>> BEGIN SOURCE MATERIAL

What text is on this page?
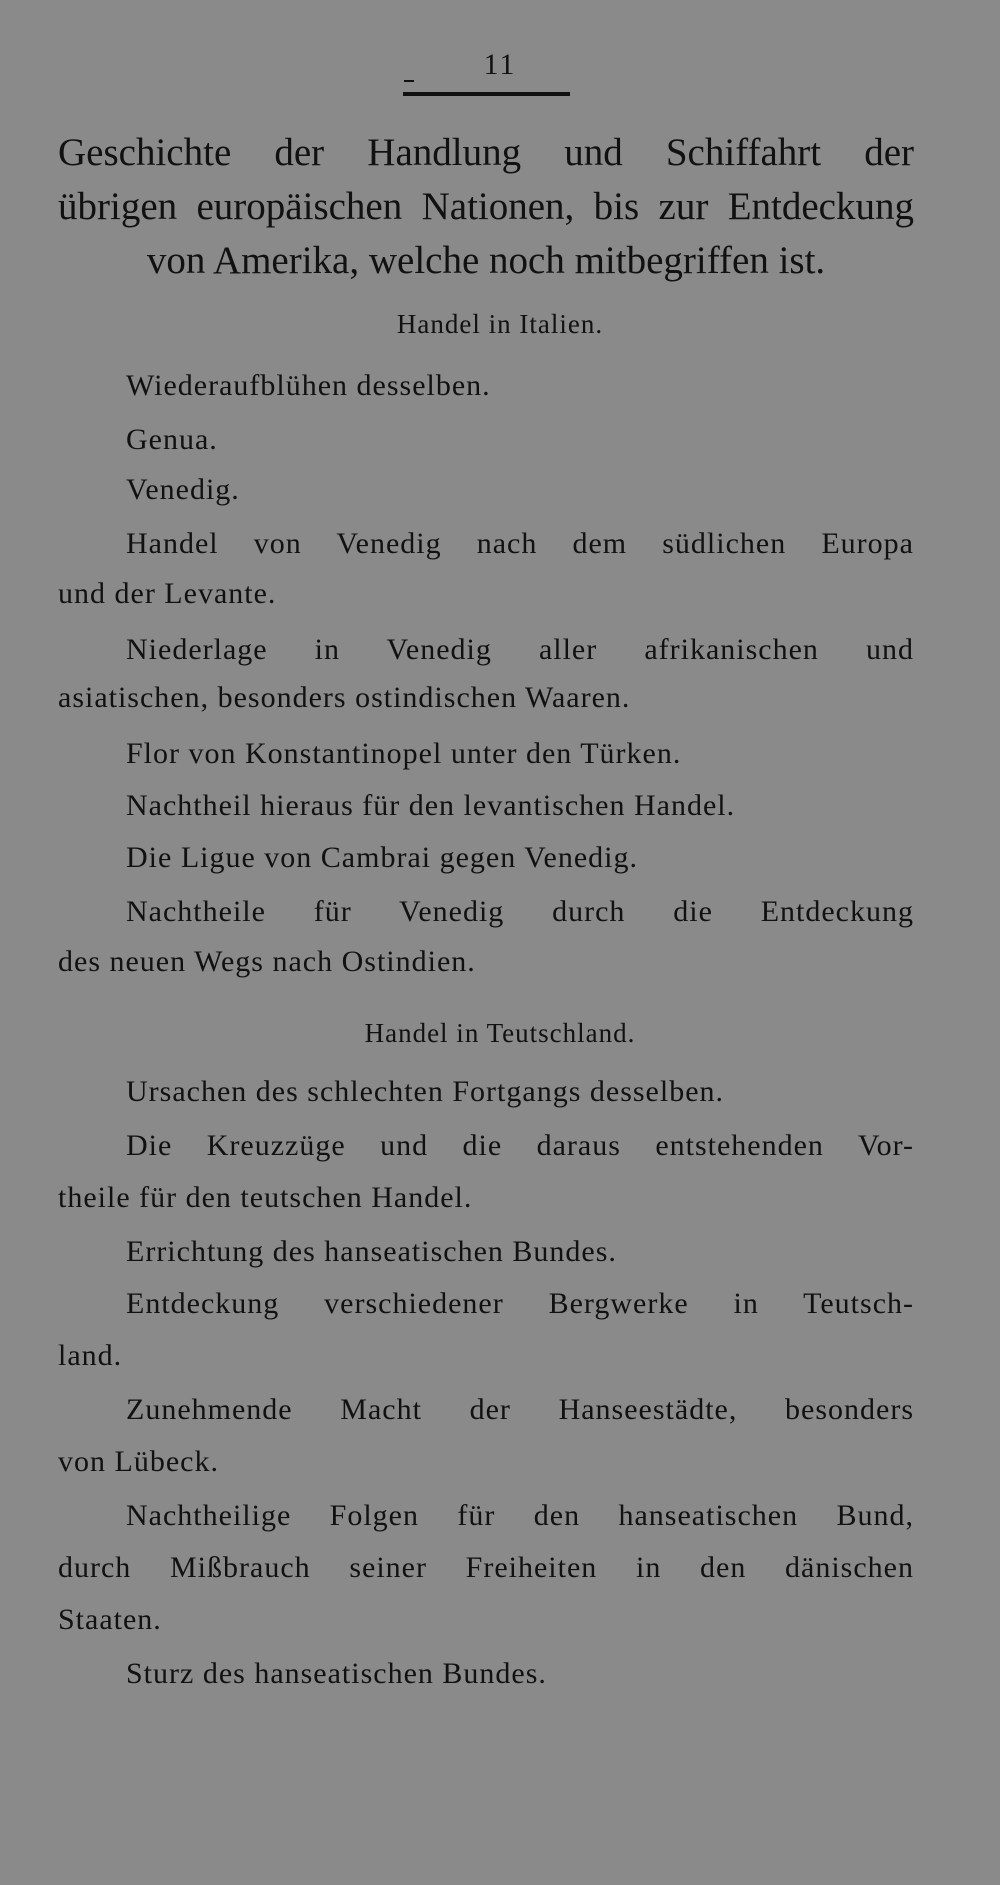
11
Geschichte der Handlung und Schiffahrt der
übrigen europäischen Nationen, bis zur Entdeckung
von Amerika, welche noch mitbegriffen ist.
Handel in Italien.
Wiederaufblühen desselben.
Genua.
Venedig.
Handel von Venedig nach dem südlichen Europa
und der Levante.
Niederlage in Venedig aller afrikanischen und
asiatischen, besonders ostindischen Waaren.
Flor von Konstantinopel unter den Türken.
Nachtheil hieraus für den levantischen Handel.
Die Ligue von Cambrai gegen Venedig.
Nachtheile für Venedig durch die Entdeckung
des neuen Wegs nach Ostindien.
Handel in Teutschland.
Ursachen des schlechten Fortgangs desselben.
Die Kreuzzüge und die daraus entstehenden Vor-
theile für den teutschen Handel.
Errichtung des hanseatischen Bundes.
Entdeckung verschiedener Bergwerke in Teutsch-
land.
Zunehmende Macht der Hanseestädte, besonders
von Lübeck.
Nachtheilige Folgen für den hanseatischen Bund,
durch Mißbrauch seiner Freiheiten in den dänischen
Staaten.
Sturz des hanseatischen Bundes.
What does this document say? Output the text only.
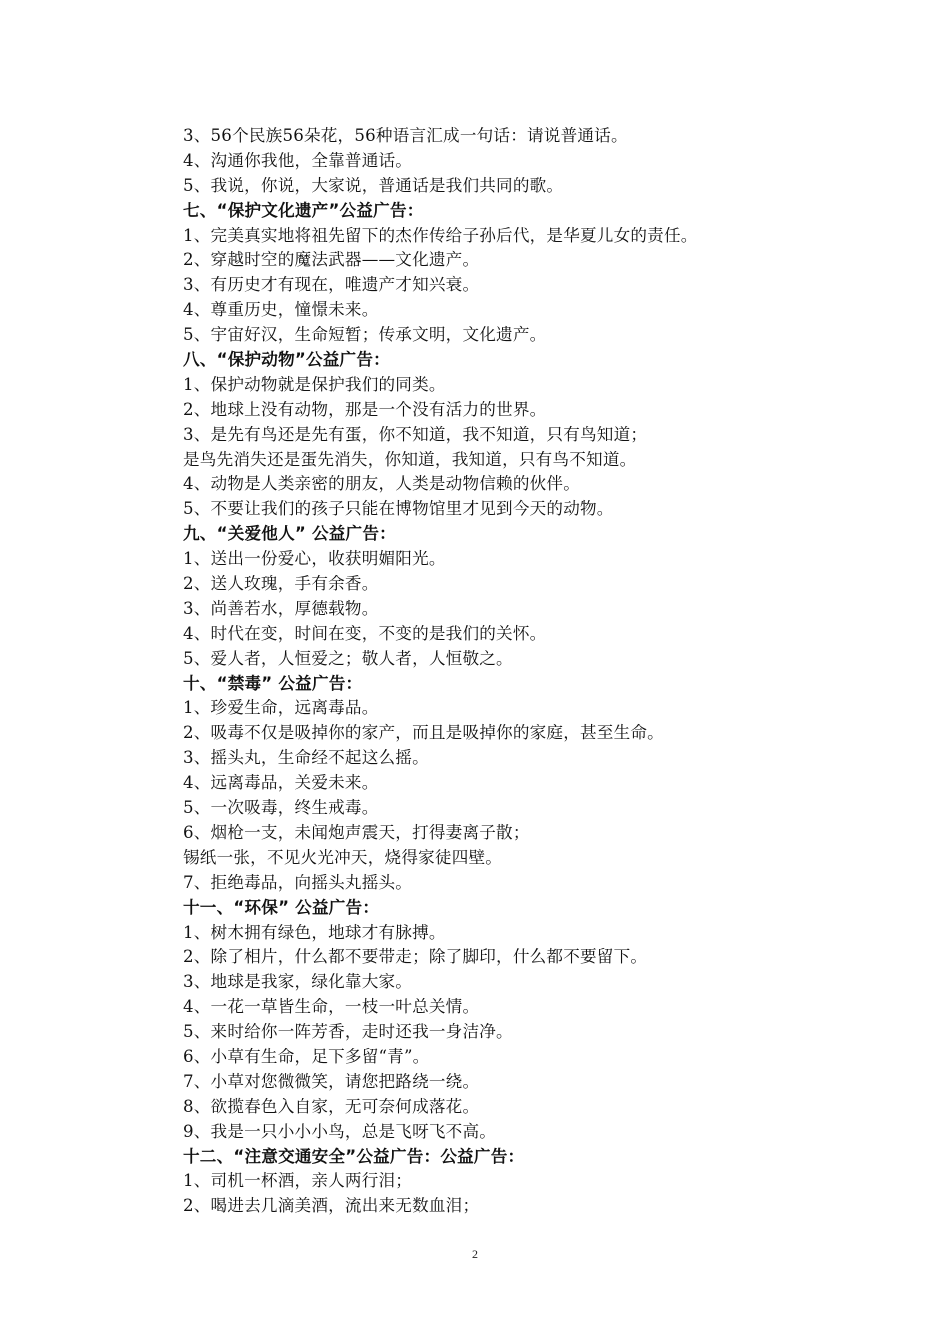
3、56个民族56朵花，56种语言汇成一句话：请说普通话。
4、沟通你我他，全靠普通话。
5、我说，你说，大家说，普通话是我们共同的歌。
七、“保护文化遗产”公益广告：
1、完美真实地将祖先留下的杰作传给子孙后代，是华夏儿女的责任。
2、穿越时空的魔法武器——文化遗产。
3、有历史才有现在，唯遗产才知兴衰。
4、尊重历史，憧憬未来。
5、宇宙好汉，生命短暂；传承文明，文化遗产。
八、“保护动物”公益广告：
1、保护动物就是保护我们的同类。
2、地球上没有动物，那是一个没有活力的世界。
3、是先有鸟还是先有蛋，你不知道，我不知道，只有鸟知道；
是鸟先消失还是蛋先消失，你知道，我知道，只有鸟不知道。
4、动物是人类亲密的朋友，人类是动物信赖的伙伴。
5、不要让我们的孩子只能在博物馆里才见到今天的动物。
九、“关爱他人” 公益广告：
1、送出一份爱心，收获明媚阳光。
2、送人玫瑰，手有余香。
3、尚善若水，厚德载物。
4、时代在变，时间在变，不变的是我们的关怀。
5、爱人者，人恒爱之；敬人者，人恒敬之。
十、“禁毒” 公益广告：
1、珍爱生命，远离毒品。
2、吸毒不仅是吸掉你的家产，而且是吸掉你的家庭，甚至生命。
3、摇头丸，生命经不起这么摇。
4、远离毒品，关爱未来。
5、一次吸毒，终生戒毒。
6、烟枪一支，未闻炮声震天，打得妻离子散；
锡纸一张，不见火光冲天，烧得家徒四壁。
7、拒绝毒品，向摇头丸摇头。
十一、“环保” 公益广告：
1、树木拥有绿色，地球才有脉搏。
2、除了相片，什么都不要带走；除了脚印，什么都不要留下。
3、地球是我家，绿化靠大家。
4、一花一草皆生命，一枝一叶总关情。
5、来时给你一阵芳香，走时还我一身洁净。
6、小草有生命，足下多留“青”。
7、小草对您微微笑，请您把路绕一绕。
8、欲揽春色入自家，无可奈何成落花。
9、我是一只小小小鸟，总是飞呀飞不高。
十二、“注意交通安全”公益广告：公益广告：
1、司机一杯酒，亲人两行泪；
2、喝进去几滴美酒，流出来无数血泪；
2
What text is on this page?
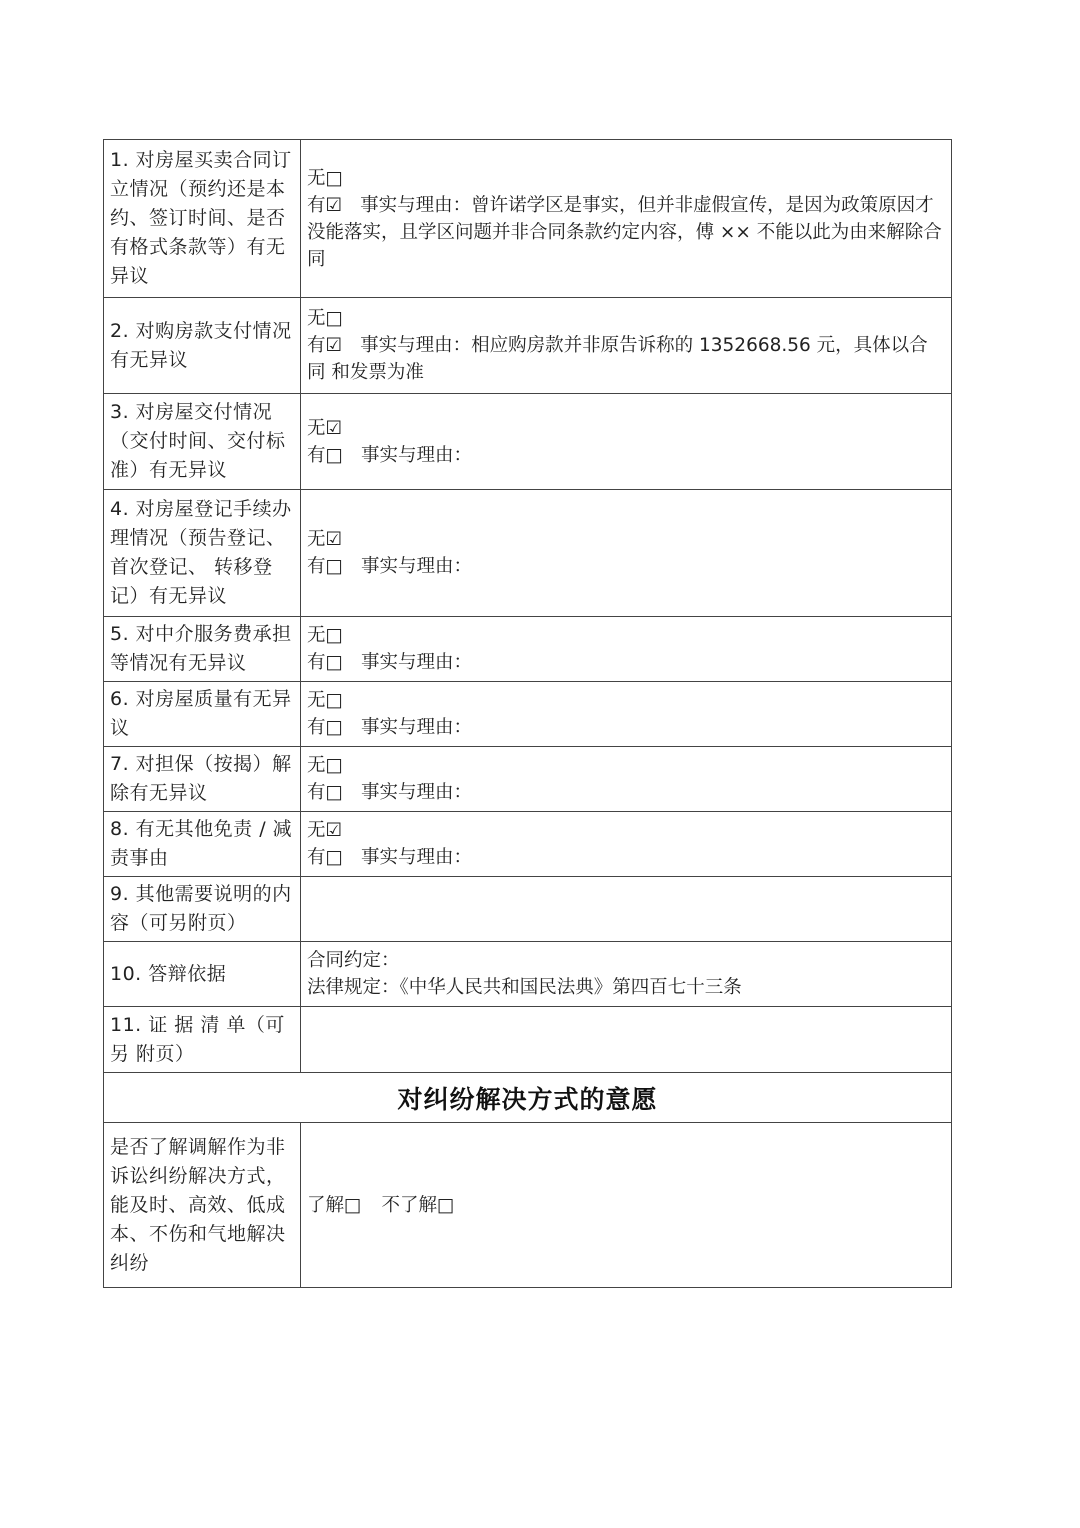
1. 对房屋买卖合同订 立情况（预约还是本 约、签订时间、是否 有格式条款等）有无 异议	无□
有☑ 事实与理由：曾许诺学区是事实，但并非虚假宣传，是因为政策原因才没能落实，且学区问题并非合同条款约定内容，傅 ×× 不能以此为由来解除合同

2. 对购房款支付情况 有无异议	无□
有☑ 事实与理由：相应购房款并非原告诉称的 1352668.56 元，具体以合同 和发票为准

3. 对房屋交付情况（交付时间、交付标 准）有无异议	无☑
有□ 事实与理由：

4. 对房屋登记手续办理情况（预告登记、首次登记、 转移登记）有无异议	无☑
有□ 事实与理由：

5. 对中介服务费承担 等情况有无异议	无□
有□ 事实与理由：

6. 对房屋质量有无异 议	无□
有□ 事实与理由：

7. 对担保（按揭）解 除有无异议	无□
有□ 事实与理由：

8. 有无其他免责 / 减 责事由	无☑
有□ 事实与理由：

9. 其他需要说明的内 容（可另附页）	
10. 答辩依据	合同约定：
法律规定：《中华人民共和国民法典》第四百七十三条

11. 证 据 清 单（可另 附页）	
对纠纷解决方式的意愿	
是否了解调解作为非诉讼纠纷解决方式，能及时、高效、低成本、不伤和气地解决纠纷	了解□ 不了解□
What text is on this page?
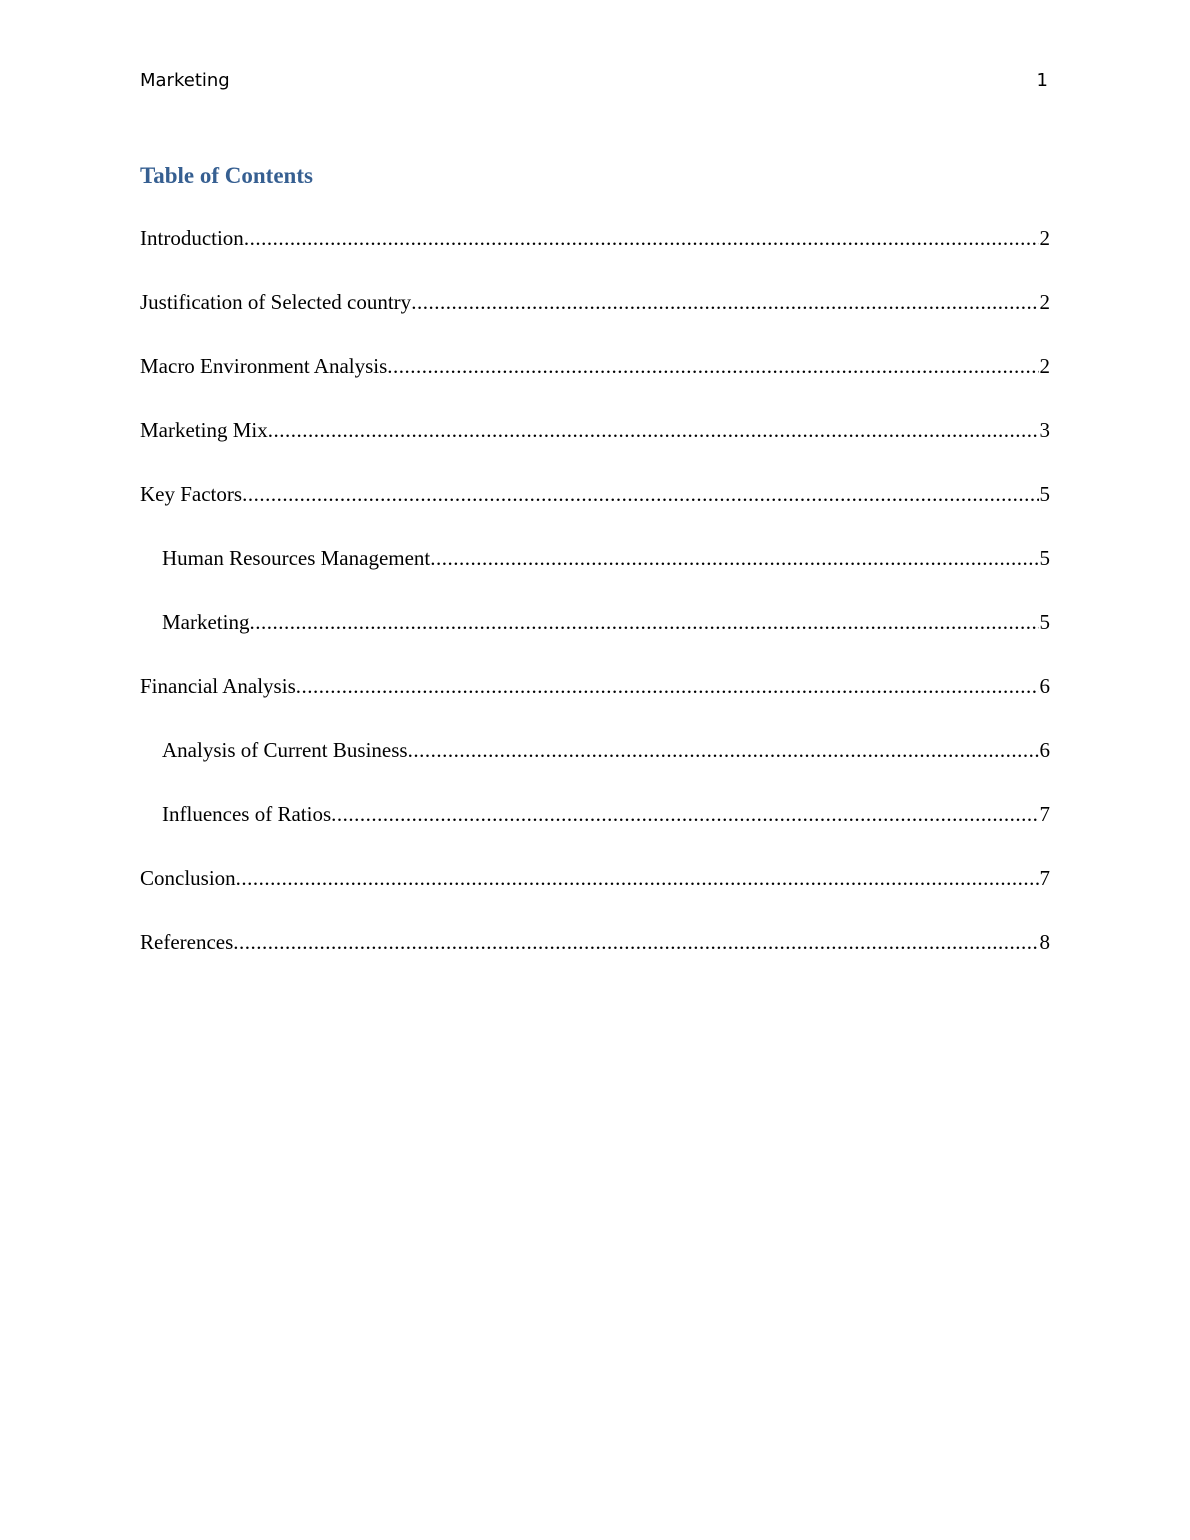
Marketing	1
Table of Contents
Introduction .....	2
Justification of Selected country .....	2
Macro Environment Analysis .....	2
Marketing Mix .....	3
Key Factors .....	5
Human Resources Management .....	5
Marketing .....	5
Financial Analysis .....	6
Analysis of Current Business .....	6
Influences of Ratios .....	7
Conclusion .....	7
References .....	8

>> END SOURCE MATERIAL

■ **REQUIRED WORK**: Among the lines of the material, find those that hold the word "besonders" and copy them.

■ **EXPECTED ANSWER**:
asiatischen, besonders ostindischen Waaren.
Zunehmende Macht der Hanseestädte, besonders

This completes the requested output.